## DATA SECTION
****************

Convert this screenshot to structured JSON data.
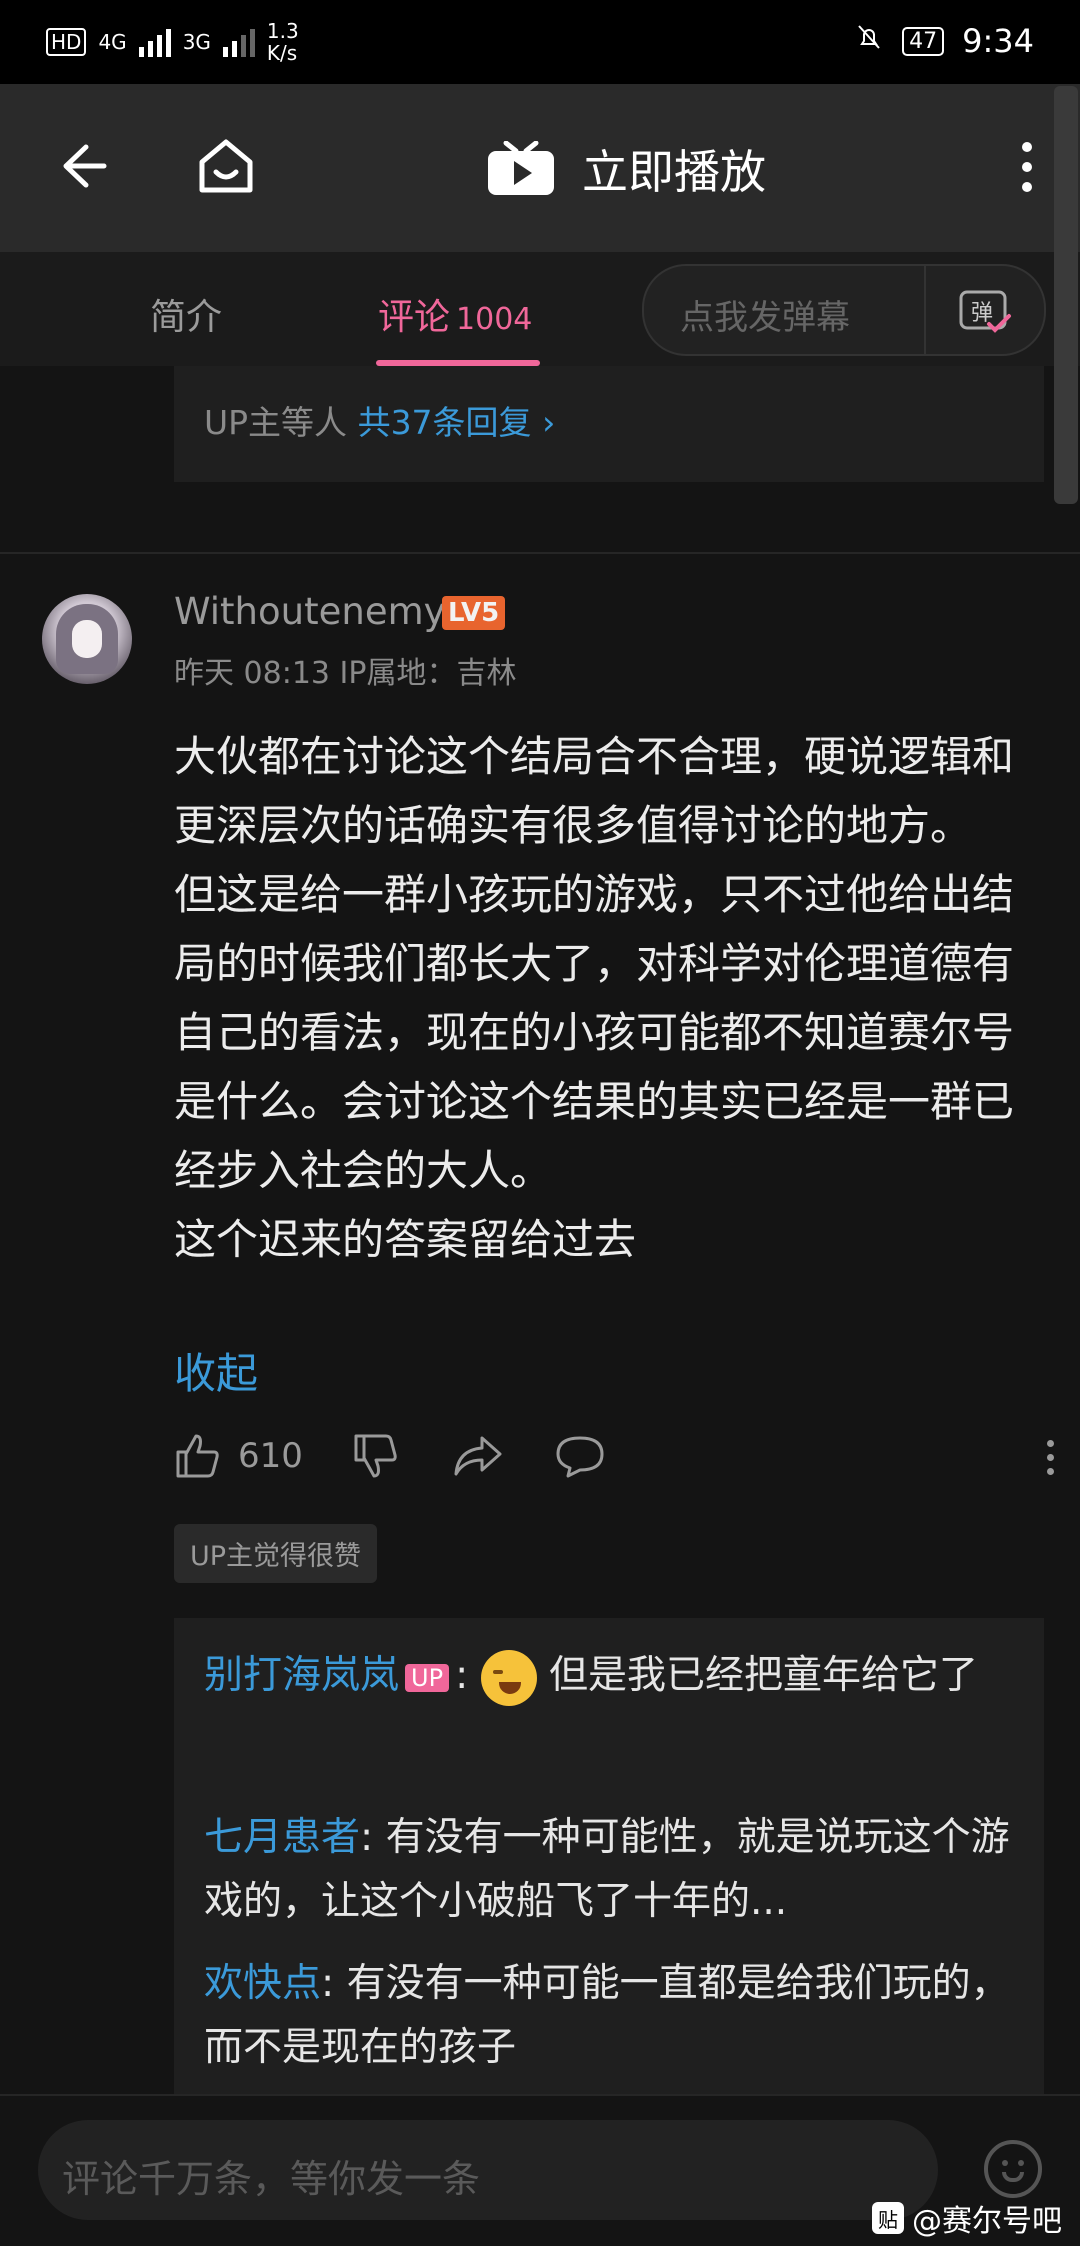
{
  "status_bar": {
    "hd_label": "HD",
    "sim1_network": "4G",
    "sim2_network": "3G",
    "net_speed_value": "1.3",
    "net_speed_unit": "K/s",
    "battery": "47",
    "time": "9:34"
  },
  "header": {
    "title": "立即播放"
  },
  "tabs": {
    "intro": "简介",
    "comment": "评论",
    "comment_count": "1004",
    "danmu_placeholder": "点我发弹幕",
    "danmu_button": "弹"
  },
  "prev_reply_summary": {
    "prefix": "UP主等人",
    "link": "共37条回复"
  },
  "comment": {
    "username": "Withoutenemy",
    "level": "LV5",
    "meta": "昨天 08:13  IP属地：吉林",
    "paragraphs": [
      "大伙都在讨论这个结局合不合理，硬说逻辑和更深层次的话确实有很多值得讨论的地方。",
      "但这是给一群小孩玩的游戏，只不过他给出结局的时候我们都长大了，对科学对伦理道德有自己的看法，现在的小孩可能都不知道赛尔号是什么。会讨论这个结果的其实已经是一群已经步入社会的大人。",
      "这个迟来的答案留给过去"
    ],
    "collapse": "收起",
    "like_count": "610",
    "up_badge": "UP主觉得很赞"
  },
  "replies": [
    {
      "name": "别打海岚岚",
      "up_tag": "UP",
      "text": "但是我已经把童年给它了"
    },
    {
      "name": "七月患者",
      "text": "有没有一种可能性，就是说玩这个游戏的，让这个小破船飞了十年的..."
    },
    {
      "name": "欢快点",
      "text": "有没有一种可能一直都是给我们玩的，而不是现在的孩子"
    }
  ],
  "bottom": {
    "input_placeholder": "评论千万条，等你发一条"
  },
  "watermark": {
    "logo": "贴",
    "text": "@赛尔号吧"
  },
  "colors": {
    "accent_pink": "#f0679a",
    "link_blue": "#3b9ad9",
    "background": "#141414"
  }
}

****************

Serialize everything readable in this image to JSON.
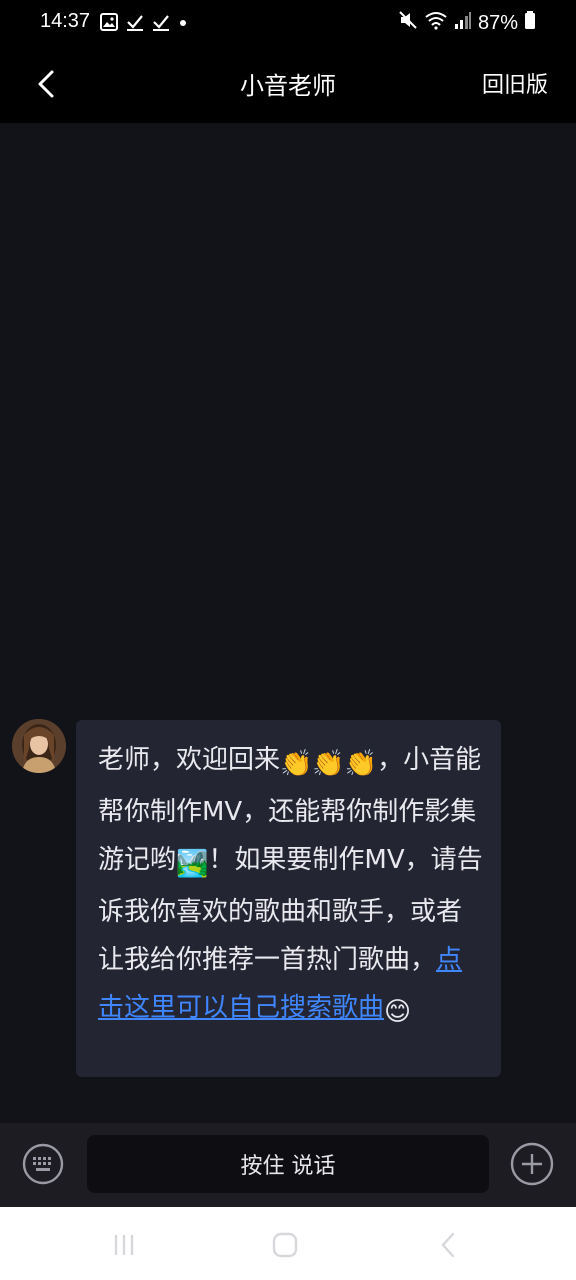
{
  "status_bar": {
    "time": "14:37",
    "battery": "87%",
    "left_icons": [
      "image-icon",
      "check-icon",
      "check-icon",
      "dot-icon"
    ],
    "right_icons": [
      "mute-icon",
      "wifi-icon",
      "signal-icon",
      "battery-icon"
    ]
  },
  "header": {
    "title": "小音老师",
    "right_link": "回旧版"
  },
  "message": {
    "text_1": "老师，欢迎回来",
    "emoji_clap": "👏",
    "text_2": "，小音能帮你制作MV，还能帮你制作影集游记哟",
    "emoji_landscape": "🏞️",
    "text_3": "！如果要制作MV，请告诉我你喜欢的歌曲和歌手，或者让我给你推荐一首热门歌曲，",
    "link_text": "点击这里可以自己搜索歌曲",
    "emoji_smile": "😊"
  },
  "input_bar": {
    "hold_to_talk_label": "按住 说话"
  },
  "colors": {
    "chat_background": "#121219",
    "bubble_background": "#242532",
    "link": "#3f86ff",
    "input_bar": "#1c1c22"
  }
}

****************

## EXERCISE PROMPT
Check each line of the records for the word "JSON" and extract those that contain it.

## EXERCISE RESULT
Convert this screenshot to structured JSON data.
Serialize everything readable in this image to JSON.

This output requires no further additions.